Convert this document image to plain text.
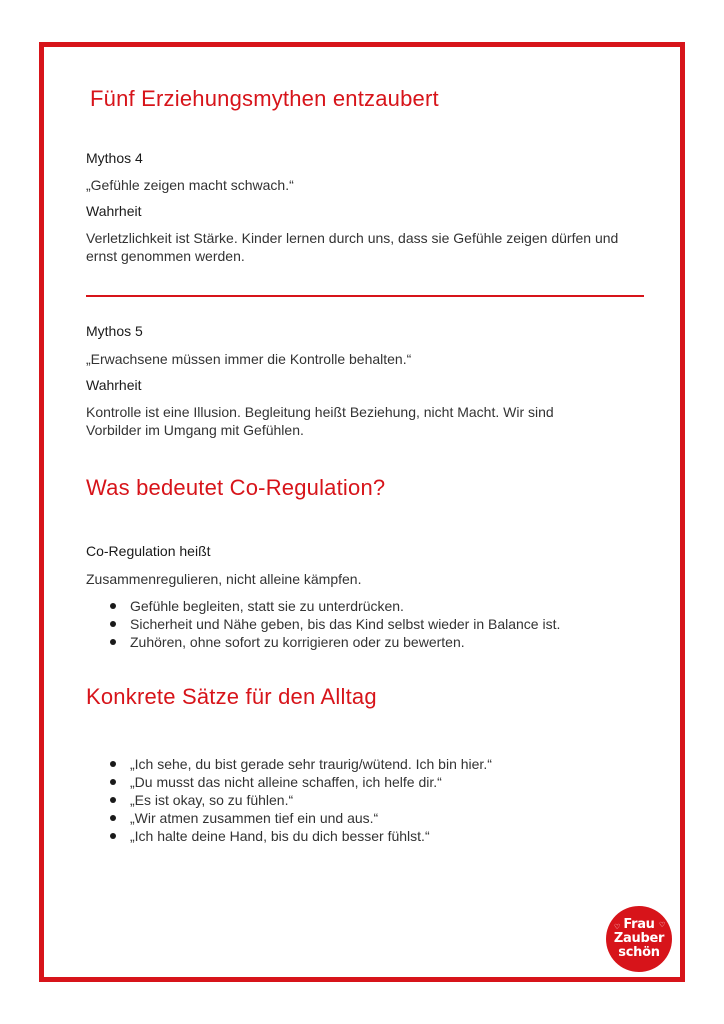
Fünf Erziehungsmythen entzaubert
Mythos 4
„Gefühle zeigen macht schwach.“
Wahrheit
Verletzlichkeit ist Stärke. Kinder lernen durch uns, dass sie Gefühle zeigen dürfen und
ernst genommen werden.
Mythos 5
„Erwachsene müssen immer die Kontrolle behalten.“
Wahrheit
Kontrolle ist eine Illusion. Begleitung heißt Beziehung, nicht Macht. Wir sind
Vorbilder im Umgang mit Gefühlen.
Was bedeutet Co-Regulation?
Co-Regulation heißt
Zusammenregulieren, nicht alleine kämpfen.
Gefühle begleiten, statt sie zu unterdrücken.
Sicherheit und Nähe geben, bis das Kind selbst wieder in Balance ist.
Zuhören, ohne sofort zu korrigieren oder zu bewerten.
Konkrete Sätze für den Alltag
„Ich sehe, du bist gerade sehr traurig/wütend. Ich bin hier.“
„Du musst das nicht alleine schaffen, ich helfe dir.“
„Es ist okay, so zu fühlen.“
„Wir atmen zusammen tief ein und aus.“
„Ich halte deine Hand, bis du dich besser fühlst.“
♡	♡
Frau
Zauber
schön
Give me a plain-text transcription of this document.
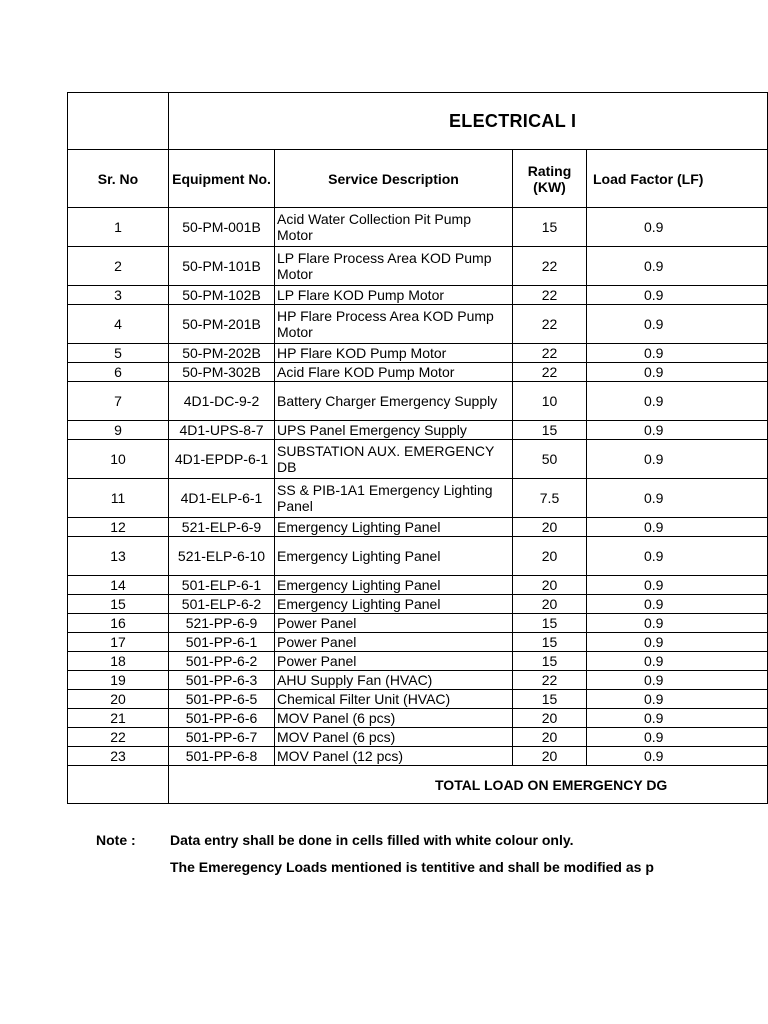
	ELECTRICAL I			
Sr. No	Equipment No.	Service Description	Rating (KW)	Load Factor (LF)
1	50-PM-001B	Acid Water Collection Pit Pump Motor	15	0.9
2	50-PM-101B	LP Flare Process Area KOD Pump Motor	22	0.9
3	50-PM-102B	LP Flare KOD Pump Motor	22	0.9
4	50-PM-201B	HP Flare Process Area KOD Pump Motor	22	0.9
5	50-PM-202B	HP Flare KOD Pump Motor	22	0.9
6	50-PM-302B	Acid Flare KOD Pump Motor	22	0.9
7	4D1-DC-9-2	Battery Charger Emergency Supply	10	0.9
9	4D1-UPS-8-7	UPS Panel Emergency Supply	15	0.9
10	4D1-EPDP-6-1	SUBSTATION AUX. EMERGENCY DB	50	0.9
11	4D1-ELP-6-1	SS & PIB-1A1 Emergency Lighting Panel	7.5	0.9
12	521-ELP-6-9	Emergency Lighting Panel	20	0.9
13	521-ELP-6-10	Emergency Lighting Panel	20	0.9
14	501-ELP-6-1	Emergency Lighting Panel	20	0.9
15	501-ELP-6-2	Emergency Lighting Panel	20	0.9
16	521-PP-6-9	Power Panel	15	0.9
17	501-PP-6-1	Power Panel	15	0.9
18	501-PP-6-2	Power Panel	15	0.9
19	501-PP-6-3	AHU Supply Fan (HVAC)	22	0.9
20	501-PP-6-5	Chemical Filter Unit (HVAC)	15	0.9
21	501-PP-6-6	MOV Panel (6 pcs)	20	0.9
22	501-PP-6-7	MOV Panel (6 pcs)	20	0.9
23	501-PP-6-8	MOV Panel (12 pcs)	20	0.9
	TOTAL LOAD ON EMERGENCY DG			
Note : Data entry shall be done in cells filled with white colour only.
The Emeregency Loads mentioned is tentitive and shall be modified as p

# # # #

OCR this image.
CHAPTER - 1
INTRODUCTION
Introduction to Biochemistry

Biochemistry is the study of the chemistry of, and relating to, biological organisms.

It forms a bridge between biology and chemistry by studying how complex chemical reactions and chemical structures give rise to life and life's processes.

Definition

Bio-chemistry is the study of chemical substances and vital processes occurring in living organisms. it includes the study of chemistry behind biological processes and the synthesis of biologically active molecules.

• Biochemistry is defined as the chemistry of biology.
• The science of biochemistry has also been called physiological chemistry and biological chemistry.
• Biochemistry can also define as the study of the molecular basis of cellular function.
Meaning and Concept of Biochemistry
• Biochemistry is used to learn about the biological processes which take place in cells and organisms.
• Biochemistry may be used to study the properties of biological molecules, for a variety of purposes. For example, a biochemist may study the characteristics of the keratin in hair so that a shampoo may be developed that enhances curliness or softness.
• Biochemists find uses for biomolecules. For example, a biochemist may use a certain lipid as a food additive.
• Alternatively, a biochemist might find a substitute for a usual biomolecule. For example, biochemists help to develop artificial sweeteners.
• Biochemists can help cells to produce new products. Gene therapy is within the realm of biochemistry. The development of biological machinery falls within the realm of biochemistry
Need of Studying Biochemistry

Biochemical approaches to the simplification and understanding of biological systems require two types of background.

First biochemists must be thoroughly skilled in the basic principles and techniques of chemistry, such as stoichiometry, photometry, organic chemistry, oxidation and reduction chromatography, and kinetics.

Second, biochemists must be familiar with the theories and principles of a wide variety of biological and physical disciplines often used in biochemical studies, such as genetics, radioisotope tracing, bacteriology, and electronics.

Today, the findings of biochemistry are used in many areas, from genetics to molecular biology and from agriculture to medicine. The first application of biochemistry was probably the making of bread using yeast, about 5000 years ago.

# # # #

Try it: Lines holding "text" in the material above are to be reported.

Output of the exercise:
Convert this document image to plain text.
Give me a plain-text transcription of this document.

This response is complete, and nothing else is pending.